Entries from a dataset:
·····
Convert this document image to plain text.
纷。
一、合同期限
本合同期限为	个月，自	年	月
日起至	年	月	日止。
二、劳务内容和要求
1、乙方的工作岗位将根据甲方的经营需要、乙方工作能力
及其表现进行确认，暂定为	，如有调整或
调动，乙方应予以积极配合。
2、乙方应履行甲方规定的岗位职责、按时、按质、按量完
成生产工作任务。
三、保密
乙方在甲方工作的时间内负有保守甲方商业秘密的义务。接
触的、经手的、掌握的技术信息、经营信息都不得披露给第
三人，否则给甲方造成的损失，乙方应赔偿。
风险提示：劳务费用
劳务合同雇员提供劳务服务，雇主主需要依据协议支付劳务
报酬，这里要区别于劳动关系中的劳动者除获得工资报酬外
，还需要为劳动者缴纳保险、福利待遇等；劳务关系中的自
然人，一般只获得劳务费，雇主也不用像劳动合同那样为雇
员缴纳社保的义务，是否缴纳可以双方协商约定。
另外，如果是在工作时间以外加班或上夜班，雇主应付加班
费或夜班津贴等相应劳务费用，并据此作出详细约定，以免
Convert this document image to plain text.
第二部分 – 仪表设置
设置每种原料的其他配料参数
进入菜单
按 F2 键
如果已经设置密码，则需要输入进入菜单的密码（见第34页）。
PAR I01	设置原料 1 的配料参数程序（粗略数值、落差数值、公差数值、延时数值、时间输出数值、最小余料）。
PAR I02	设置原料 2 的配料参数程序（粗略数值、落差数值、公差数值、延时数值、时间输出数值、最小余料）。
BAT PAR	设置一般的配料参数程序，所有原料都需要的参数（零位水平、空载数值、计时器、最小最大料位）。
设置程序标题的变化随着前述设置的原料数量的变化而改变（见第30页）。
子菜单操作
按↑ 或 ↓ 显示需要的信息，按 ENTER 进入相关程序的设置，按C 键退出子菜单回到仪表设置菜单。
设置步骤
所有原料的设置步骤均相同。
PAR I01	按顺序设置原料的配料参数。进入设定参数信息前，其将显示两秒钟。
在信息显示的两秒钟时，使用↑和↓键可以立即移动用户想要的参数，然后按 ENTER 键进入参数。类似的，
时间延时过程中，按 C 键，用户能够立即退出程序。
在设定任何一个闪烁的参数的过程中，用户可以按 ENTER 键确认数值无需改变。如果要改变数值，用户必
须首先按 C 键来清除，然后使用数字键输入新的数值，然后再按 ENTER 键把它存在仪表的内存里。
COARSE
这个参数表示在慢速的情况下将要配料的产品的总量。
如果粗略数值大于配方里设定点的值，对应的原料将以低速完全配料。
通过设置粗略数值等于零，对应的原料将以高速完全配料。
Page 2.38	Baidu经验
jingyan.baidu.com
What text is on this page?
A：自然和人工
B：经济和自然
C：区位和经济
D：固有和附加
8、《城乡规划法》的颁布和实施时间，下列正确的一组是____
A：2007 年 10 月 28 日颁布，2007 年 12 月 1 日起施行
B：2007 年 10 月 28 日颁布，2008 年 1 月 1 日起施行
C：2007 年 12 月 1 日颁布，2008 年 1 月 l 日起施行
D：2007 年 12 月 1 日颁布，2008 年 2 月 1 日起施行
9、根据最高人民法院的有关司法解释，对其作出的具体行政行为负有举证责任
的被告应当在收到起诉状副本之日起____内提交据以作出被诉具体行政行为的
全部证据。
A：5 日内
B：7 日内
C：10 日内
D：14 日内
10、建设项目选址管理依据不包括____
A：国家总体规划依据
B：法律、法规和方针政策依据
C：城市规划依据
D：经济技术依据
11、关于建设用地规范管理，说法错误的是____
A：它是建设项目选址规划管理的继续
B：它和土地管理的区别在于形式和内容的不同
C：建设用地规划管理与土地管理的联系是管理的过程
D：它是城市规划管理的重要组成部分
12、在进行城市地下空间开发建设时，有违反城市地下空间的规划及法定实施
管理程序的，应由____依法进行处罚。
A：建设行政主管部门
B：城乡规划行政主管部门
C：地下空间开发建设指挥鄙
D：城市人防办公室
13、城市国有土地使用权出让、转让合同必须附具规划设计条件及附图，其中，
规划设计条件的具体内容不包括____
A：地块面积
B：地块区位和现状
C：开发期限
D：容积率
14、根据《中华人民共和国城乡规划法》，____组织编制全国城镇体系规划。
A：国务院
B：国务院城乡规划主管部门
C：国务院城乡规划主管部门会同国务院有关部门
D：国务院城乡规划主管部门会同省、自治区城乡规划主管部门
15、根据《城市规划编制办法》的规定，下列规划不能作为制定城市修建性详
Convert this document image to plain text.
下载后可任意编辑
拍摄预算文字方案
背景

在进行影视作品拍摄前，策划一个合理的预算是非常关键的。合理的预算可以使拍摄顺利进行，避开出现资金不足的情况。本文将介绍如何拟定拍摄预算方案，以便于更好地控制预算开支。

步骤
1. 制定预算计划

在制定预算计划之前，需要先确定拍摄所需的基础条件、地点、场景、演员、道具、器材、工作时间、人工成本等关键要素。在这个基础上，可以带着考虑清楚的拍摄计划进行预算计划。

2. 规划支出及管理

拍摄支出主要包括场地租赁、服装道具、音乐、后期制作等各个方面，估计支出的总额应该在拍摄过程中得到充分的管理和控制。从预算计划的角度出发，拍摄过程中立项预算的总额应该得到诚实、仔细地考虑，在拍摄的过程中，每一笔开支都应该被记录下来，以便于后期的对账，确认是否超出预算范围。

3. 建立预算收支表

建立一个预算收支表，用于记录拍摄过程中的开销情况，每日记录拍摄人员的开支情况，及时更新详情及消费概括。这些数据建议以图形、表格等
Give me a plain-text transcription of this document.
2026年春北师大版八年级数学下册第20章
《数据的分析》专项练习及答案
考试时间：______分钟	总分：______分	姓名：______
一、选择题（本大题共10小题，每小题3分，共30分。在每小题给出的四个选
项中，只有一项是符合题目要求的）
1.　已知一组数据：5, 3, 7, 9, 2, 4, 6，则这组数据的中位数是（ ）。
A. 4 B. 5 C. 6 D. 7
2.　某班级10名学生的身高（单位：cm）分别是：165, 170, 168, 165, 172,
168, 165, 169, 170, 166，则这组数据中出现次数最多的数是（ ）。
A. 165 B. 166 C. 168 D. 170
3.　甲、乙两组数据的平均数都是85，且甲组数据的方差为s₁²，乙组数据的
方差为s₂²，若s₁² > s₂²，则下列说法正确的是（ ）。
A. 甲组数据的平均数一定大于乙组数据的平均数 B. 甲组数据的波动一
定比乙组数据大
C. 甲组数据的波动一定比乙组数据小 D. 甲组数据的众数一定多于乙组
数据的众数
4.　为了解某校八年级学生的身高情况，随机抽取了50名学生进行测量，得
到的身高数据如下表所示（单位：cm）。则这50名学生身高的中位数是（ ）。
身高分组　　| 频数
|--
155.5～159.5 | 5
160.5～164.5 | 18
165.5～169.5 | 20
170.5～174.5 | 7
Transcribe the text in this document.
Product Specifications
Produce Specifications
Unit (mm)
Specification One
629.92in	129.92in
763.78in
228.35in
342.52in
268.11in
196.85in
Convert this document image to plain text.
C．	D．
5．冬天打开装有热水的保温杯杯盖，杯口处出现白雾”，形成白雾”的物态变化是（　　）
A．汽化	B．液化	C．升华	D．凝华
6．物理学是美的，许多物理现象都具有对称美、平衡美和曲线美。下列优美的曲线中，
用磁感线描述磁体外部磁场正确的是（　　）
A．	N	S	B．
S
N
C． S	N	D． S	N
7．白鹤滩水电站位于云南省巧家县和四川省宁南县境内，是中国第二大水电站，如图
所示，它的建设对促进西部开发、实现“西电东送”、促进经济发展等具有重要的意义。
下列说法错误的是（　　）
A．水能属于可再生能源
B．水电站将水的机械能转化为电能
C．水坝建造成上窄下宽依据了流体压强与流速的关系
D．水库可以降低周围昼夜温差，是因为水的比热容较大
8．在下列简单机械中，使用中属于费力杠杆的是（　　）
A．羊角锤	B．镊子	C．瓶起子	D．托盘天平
·····
▶ [What to work on]: Take the lines from the one containing "Give me a plain-text" to the last line of the material above and write them out exactly.

▶ [Reply to the task]:
Give me a plain-text transcription of this document.
2026年春北师大版八年级数学下册第20章
《数据的分析》专项练习及答案
考试时间：______分钟	总分：______分	姓名：______
一、选择题（本大题共10小题，每小题3分，共30分。在每小题给出的四个选
项中，只有一项是符合题目要求的）
1.　已知一组数据：5, 3, 7, 9, 2, 4, 6，则这组数据的中位数是（ ）。
A. 4 B. 5 C. 6 D. 7
2.　某班级10名学生的身高（单位：cm）分别是：165, 170, 168, 165, 172,
168, 165, 169, 170, 166，则这组数据中出现次数最多的数是（ ）。
A. 165 B. 166 C. 168 D. 170
3.　甲、乙两组数据的平均数都是85，且甲组数据的方差为s₁²，乙组数据的
方差为s₂²，若s₁² > s₂²，则下列说法正确的是（ ）。
A. 甲组数据的平均数一定大于乙组数据的平均数 B. 甲组数据的波动一
定比乙组数据大
C. 甲组数据的波动一定比乙组数据小 D. 甲组数据的众数一定多于乙组
数据的众数
4.　为了解某校八年级学生的身高情况，随机抽取了50名学生进行测量，得
到的身高数据如下表所示（单位：cm）。则这50名学生身高的中位数是（ ）。
身高分组　　| 频数
|--
155.5～159.5 | 5
160.5～164.5 | 18
165.5～169.5 | 20
170.5～174.5 | 7
Transcribe the text in this document.
Product Specifications
Produce Specifications
Unit (mm)
Specification One
629.92in	129.92in
763.78in
228.35in
342.52in
268.11in
196.85in
Convert this document image to plain text.
C．	D．
5．冬天打开装有热水的保温杯杯盖，杯口处出现白雾”，形成白雾”的物态变化是（　　）
A．汽化	B．液化	C．升华	D．凝华
6．物理学是美的，许多物理现象都具有对称美、平衡美和曲线美。下列优美的曲线中，
用磁感线描述磁体外部磁场正确的是（　　）
A．	N	S	B．
S
N
C． S	N	D． S	N
7．白鹤滩水电站位于云南省巧家县和四川省宁南县境内，是中国第二大水电站，如图
所示，它的建设对促进西部开发、实现“西电东送”、促进经济发展等具有重要的意义。
下列说法错误的是（　　）
A．水能属于可再生能源
B．水电站将水的机械能转化为电能
C．水坝建造成上窄下宽依据了流体压强与流速的关系
D．水库可以降低周围昼夜温差，是因为水的比热容较大
8．在下列简单机械中，使用中属于费力杠杆的是（　　）
A．羊角锤	B．镊子	C．瓶起子	D．托盘天平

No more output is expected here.